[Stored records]
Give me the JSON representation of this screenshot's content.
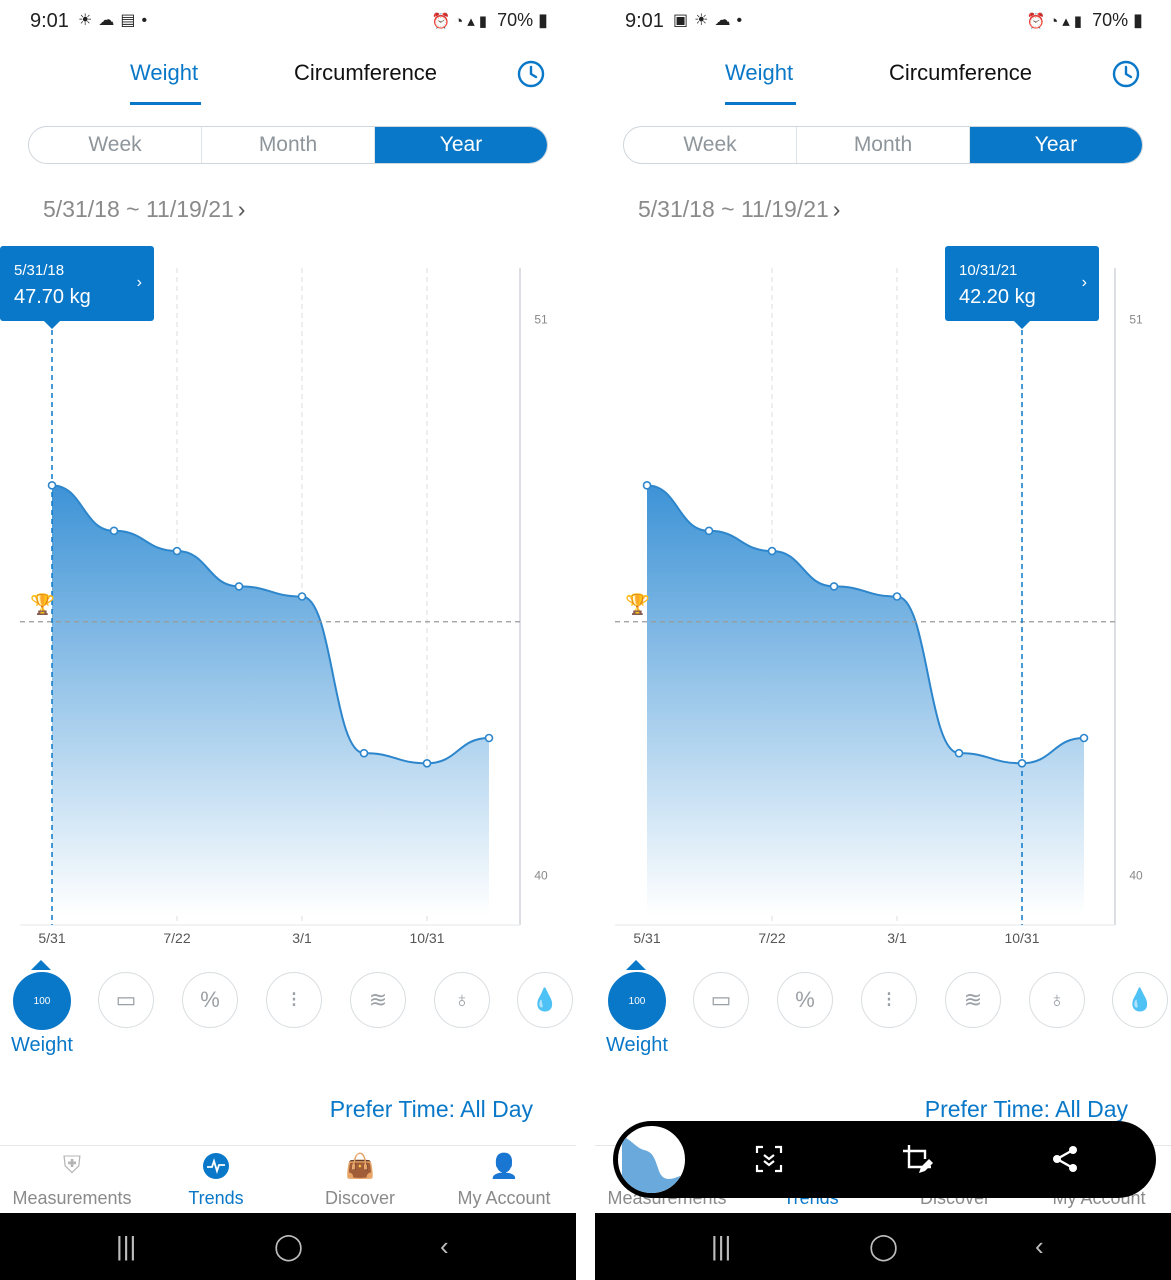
{
  "status_bar": {
    "time": "9:01",
    "battery": "70%"
  },
  "tabs": {
    "weight": "Weight",
    "circumference": "Circumference"
  },
  "period": {
    "week": "Week",
    "month": "Month",
    "year": "Year",
    "selected": "Year"
  },
  "date_range": "5/31/18 ~ 11/19/21",
  "chart_data": {
    "type": "area",
    "x": [
      "5/31",
      "",
      "7/22",
      "",
      "3/1",
      "",
      "10/31",
      ""
    ],
    "x_tick_labels": [
      "5/31",
      "7/22",
      "3/1",
      "10/31"
    ],
    "values": [
      47.7,
      46.8,
      46.4,
      45.7,
      45.5,
      42.4,
      42.2,
      42.7
    ],
    "y_tick_labels": [
      "51",
      "40"
    ],
    "goal": 45.0,
    "ylim": [
      39.0,
      52.0
    ],
    "colors": {
      "line": "#2d86cc",
      "fill_top": "#3d93d6",
      "fill_bottom": "#ffffff"
    }
  },
  "screens": [
    {
      "tooltip": {
        "date": "5/31/18",
        "value": "47.70 kg",
        "point_index": 0
      },
      "show_screenshot_toolbar": false
    },
    {
      "tooltip": {
        "date": "10/31/21",
        "value": "42.20 kg",
        "point_index": 6
      },
      "show_screenshot_toolbar": true
    }
  ],
  "metrics": {
    "selected_label": "Weight",
    "items": [
      "weight-scale-icon",
      "bmi-ruler-icon",
      "percent-icon",
      "spine-icon",
      "muscle-icon",
      "kidney-icon",
      "water-drops-icon"
    ]
  },
  "prefer_time": "Prefer Time: All Day",
  "bottom_nav": {
    "measurements": "Measurements",
    "trends": "Trends",
    "discover": "Discover",
    "account": "My Account"
  },
  "accent_color": "#0a78c8"
}
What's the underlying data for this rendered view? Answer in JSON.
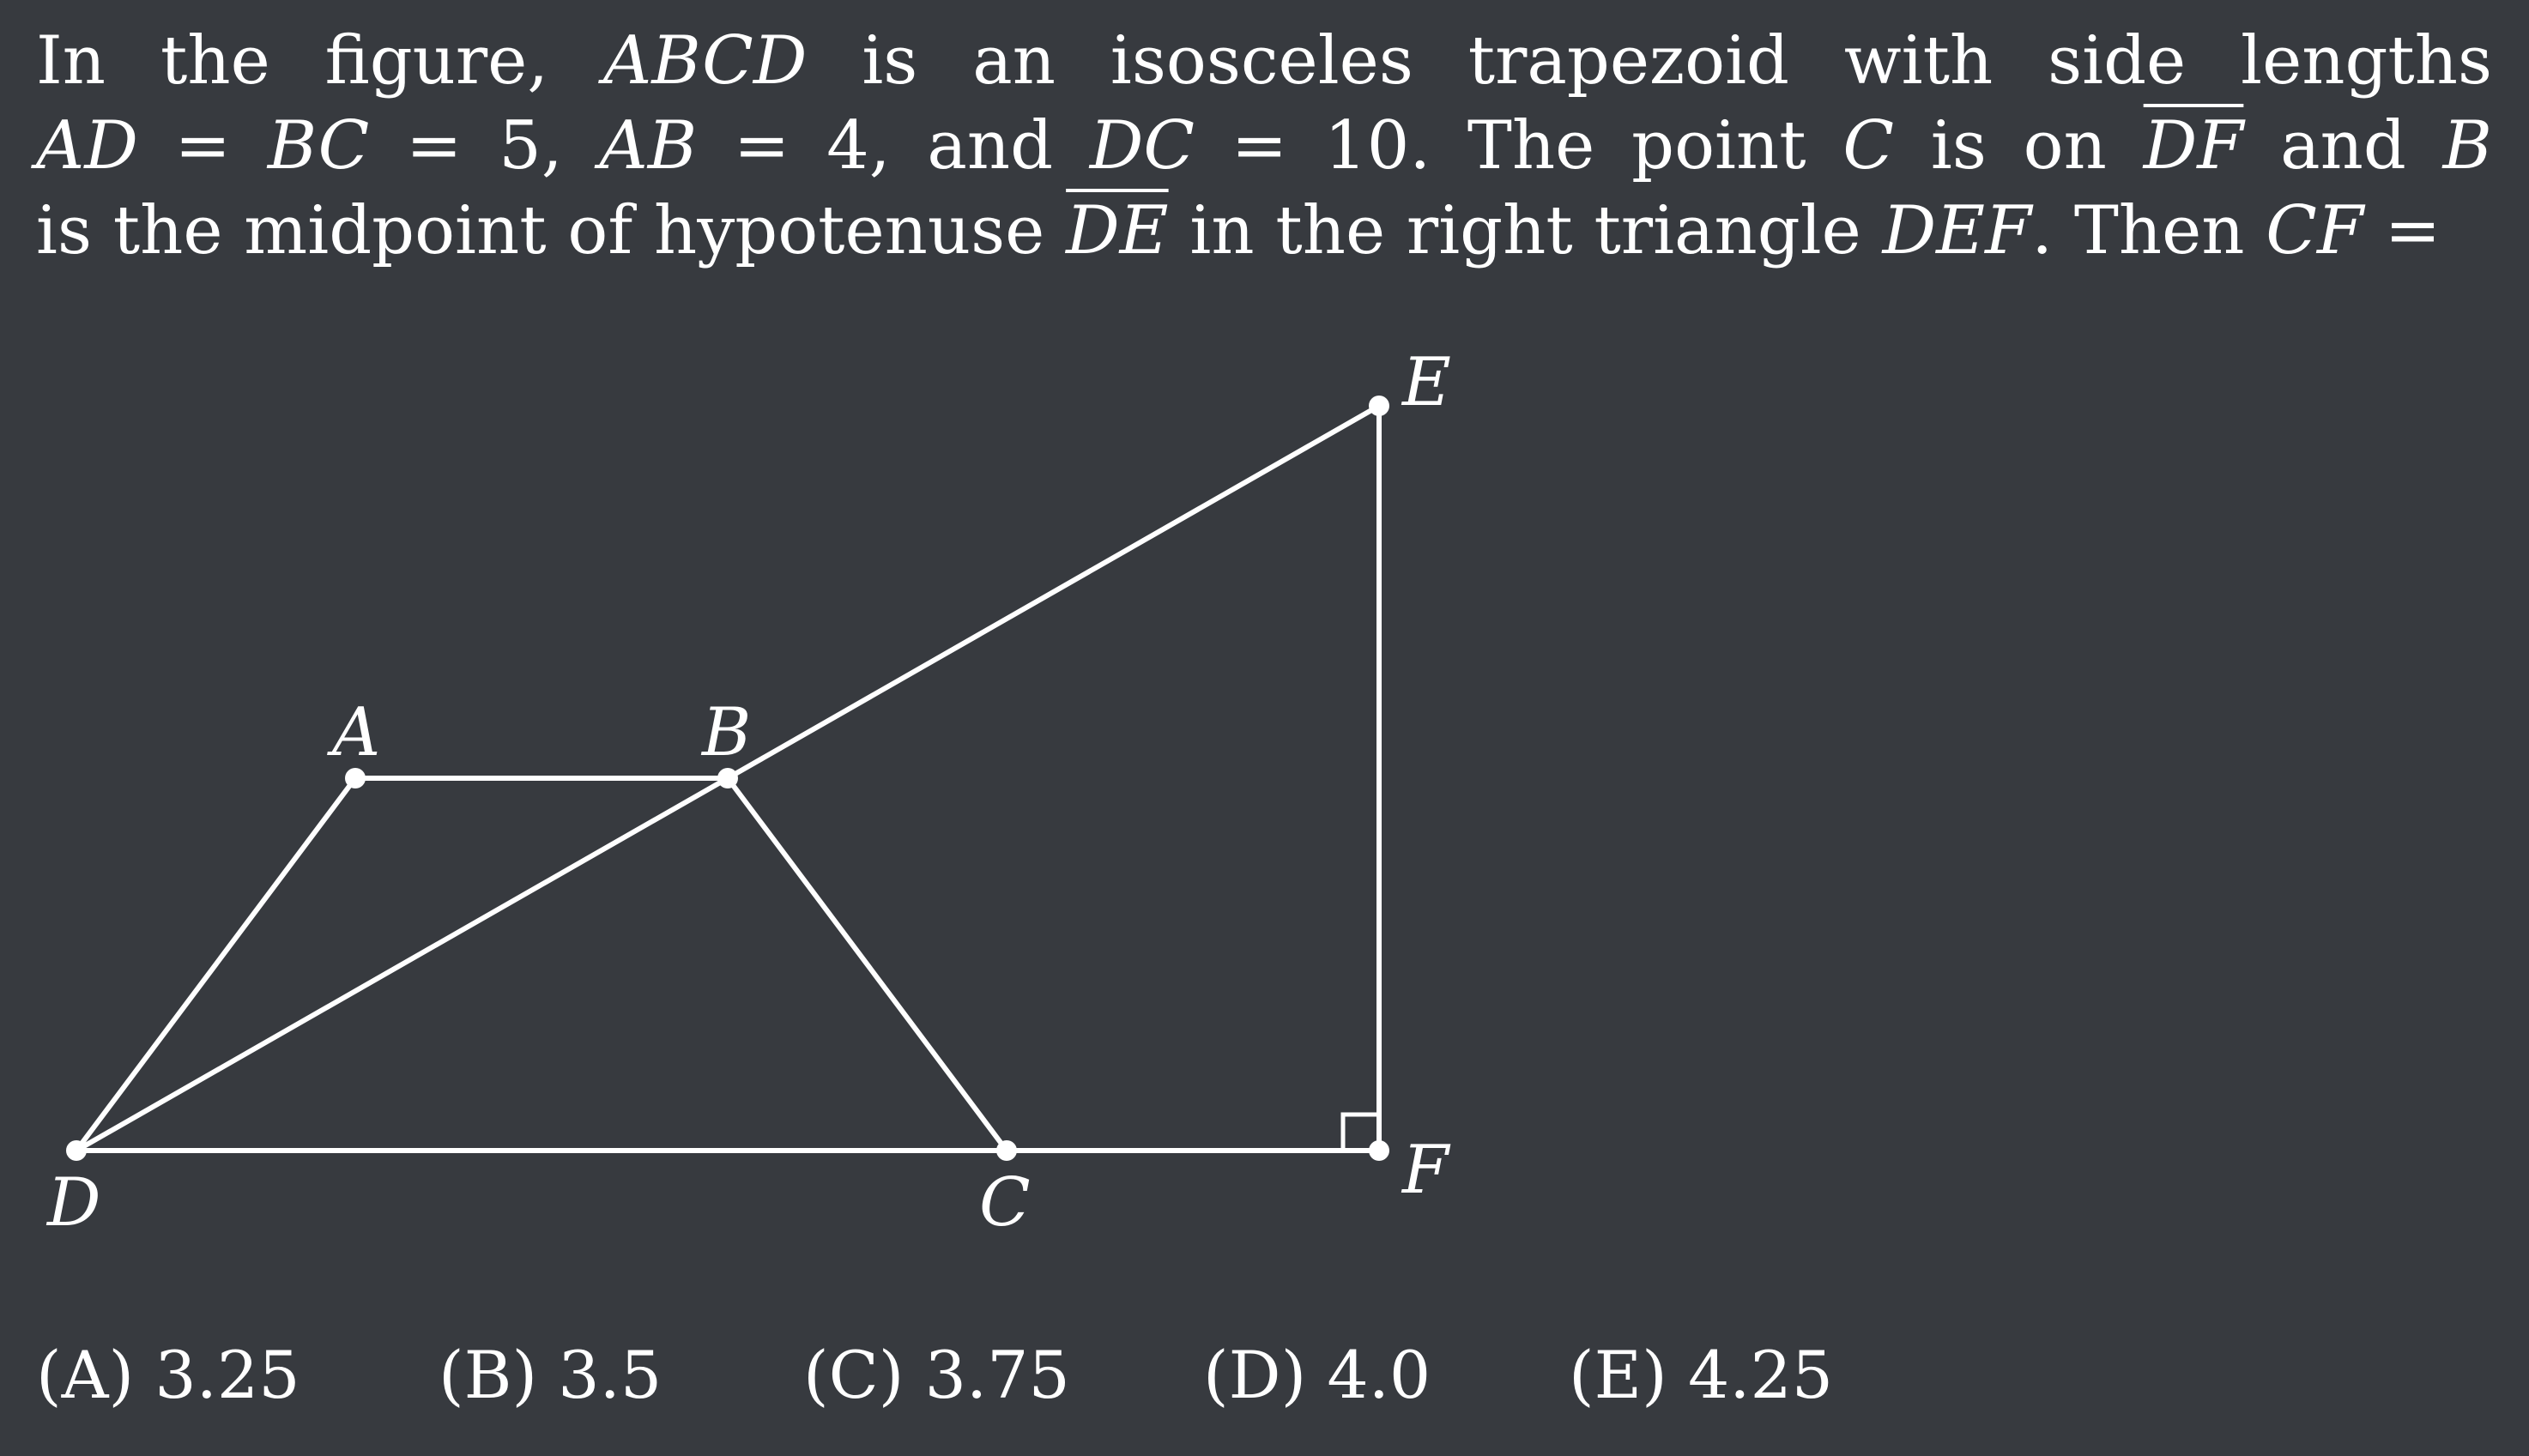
{
  "problem": {
    "line1": "In the figure, ABCD is an isosceles trapezoid with side lengths",
    "line2": "AD = BC = 5, AB = 4, and DC = 10. The point C is on DF and B",
    "line3": "is the midpoint of hypotenuse DE in the right triangle DEF. Then CF ="
  },
  "diagram": {
    "points": {
      "A": "A",
      "B": "B",
      "C": "C",
      "D": "D",
      "E": "E",
      "F": "F"
    },
    "line_color": "#ffffff",
    "background": "#373a3f"
  },
  "choices": [
    "(A) 3.25",
    "(B) 3.5",
    "(C) 3.75",
    "(D) 4.0",
    "(E) 4.25"
  ]
}
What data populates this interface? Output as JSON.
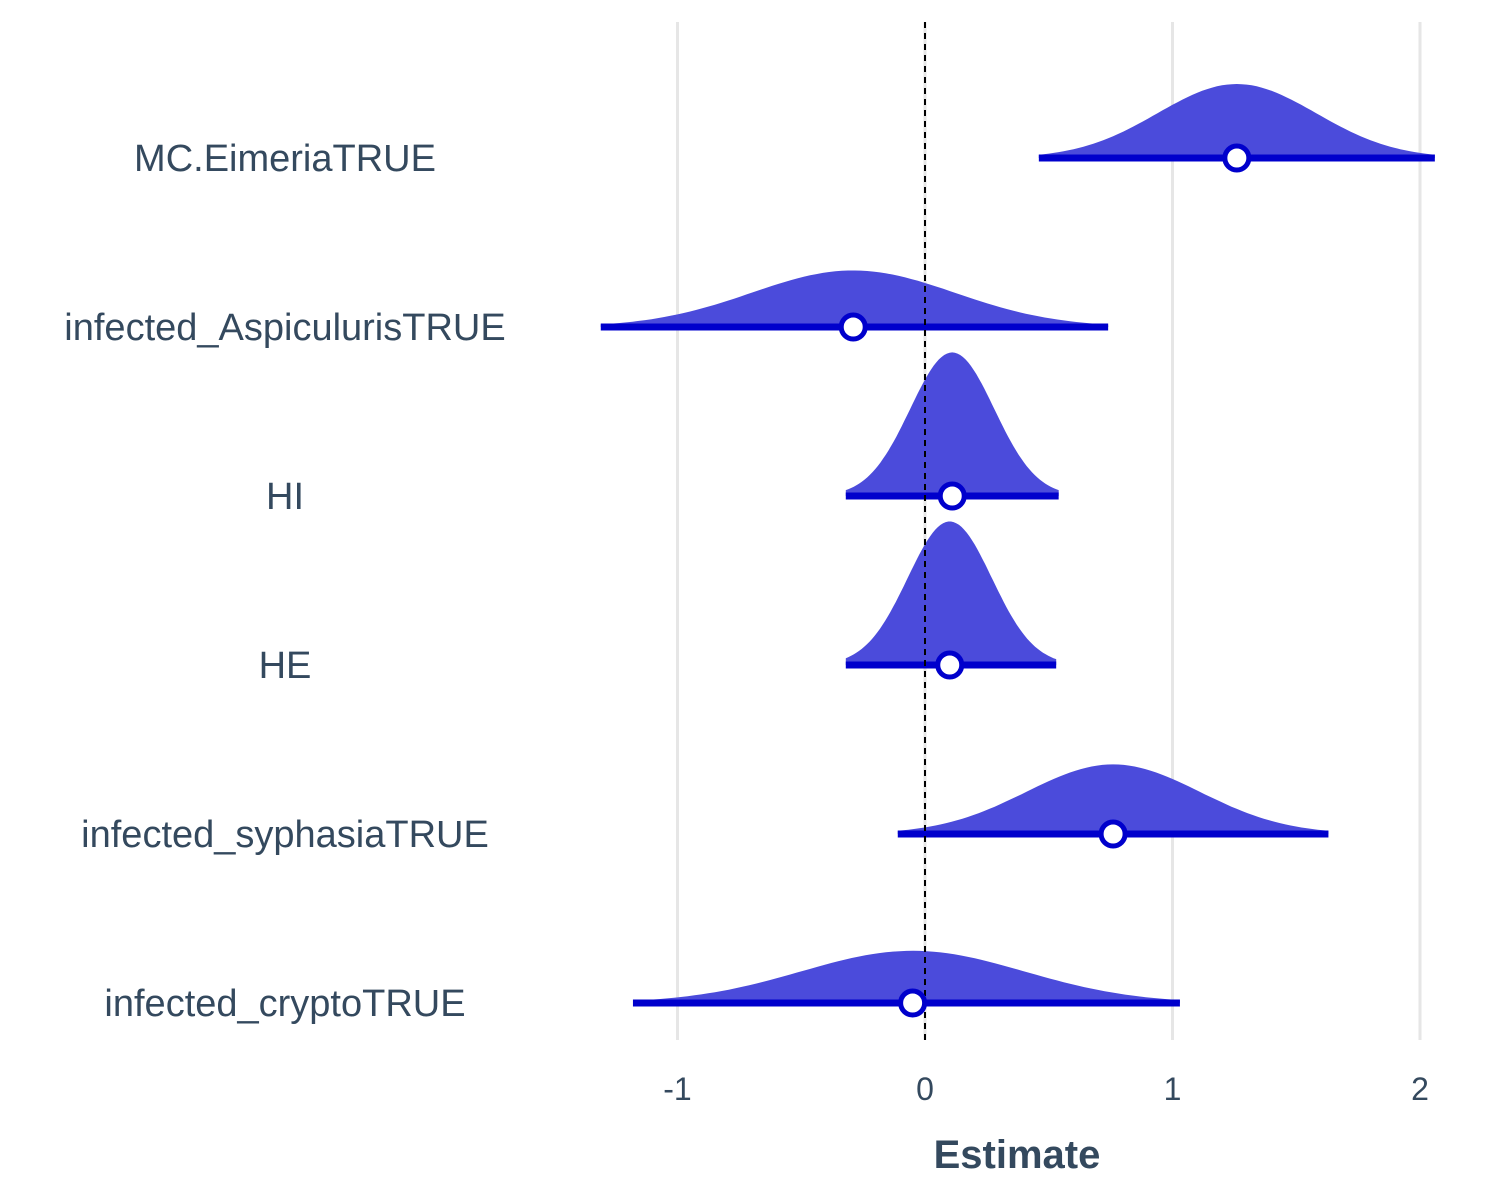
{
  "chart_data": {
    "type": "density-interval",
    "xlabel": "Estimate",
    "xlim": [
      -1.3,
      2.05
    ],
    "xticks": [
      -1,
      0,
      1,
      2
    ],
    "xtick_labels": [
      "-1",
      "0",
      "1",
      "2"
    ],
    "reference_line": 0,
    "grid": "vertical-major",
    "colors": {
      "fill": "#4b4bdb",
      "line": "#0000cc",
      "grid": "#e6e6e6",
      "text": "#34495e"
    },
    "categories": [
      "MC.EimeriaTRUE",
      "infected_AspiculurisTRUE",
      "HI",
      "HE",
      "infected_syphasiaTRUE",
      "infected_cryptoTRUE"
    ],
    "series": [
      {
        "category": "MC.EimeriaTRUE",
        "estimate": 1.26,
        "lower": 0.46,
        "upper": 2.06,
        "sd": 0.32,
        "rel_height": 0.34
      },
      {
        "category": "infected_AspiculurisTRUE",
        "estimate": -0.29,
        "lower": -1.31,
        "upper": 0.74,
        "sd": 0.41,
        "rel_height": 0.26
      },
      {
        "category": "HI",
        "estimate": 0.11,
        "lower": -0.32,
        "upper": 0.54,
        "sd": 0.17,
        "rel_height": 0.66
      },
      {
        "category": "HE",
        "estimate": 0.1,
        "lower": -0.32,
        "upper": 0.53,
        "sd": 0.17,
        "rel_height": 0.66
      },
      {
        "category": "infected_syphasiaTRUE",
        "estimate": 0.76,
        "lower": -0.11,
        "upper": 1.63,
        "sd": 0.35,
        "rel_height": 0.32
      },
      {
        "category": "infected_cryptoTRUE",
        "estimate": -0.05,
        "lower": -1.18,
        "upper": 1.03,
        "sd": 0.45,
        "rel_height": 0.24
      }
    ]
  }
}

- Exercise details: Give back, word for word, the lines from the line that contains "What data populates" through the last line of the records, with no pictures and nothing else.

- Result of this task:
What data populates this interface? Output as JSON.
{
  "chart_data": {
    "type": "density-interval",
    "xlabel": "Estimate",
    "xlim": [
      -1.3,
      2.05
    ],
    "xticks": [
      -1,
      0,
      1,
      2
    ],
    "xtick_labels": [
      "-1",
      "0",
      "1",
      "2"
    ],
    "reference_line": 0,
    "grid": "vertical-major",
    "colors": {
      "fill": "#4b4bdb",
      "line": "#0000cc",
      "grid": "#e6e6e6",
      "text": "#34495e"
    },
    "categories": [
      "MC.EimeriaTRUE",
      "infected_AspiculurisTRUE",
      "HI",
      "HE",
      "infected_syphasiaTRUE",
      "infected_cryptoTRUE"
    ],
    "series": [
      {
        "category": "MC.EimeriaTRUE",
        "estimate": 1.26,
        "lower": 0.46,
        "upper": 2.06,
        "sd": 0.32,
        "rel_height": 0.34
      },
      {
        "category": "infected_AspiculurisTRUE",
        "estimate": -0.29,
        "lower": -1.31,
        "upper": 0.74,
        "sd": 0.41,
        "rel_height": 0.26
      },
      {
        "category": "HI",
        "estimate": 0.11,
        "lower": -0.32,
        "upper": 0.54,
        "sd": 0.17,
        "rel_height": 0.66
      },
      {
        "category": "HE",
        "estimate": 0.1,
        "lower": -0.32,
        "upper": 0.53,
        "sd": 0.17,
        "rel_height": 0.66
      },
      {
        "category": "infected_syphasiaTRUE",
        "estimate": 0.76,
        "lower": -0.11,
        "upper": 1.63,
        "sd": 0.35,
        "rel_height": 0.32
      },
      {
        "category": "infected_cryptoTRUE",
        "estimate": -0.05,
        "lower": -1.18,
        "upper": 1.03,
        "sd": 0.45,
        "rel_height": 0.24
      }
    ]
  }
}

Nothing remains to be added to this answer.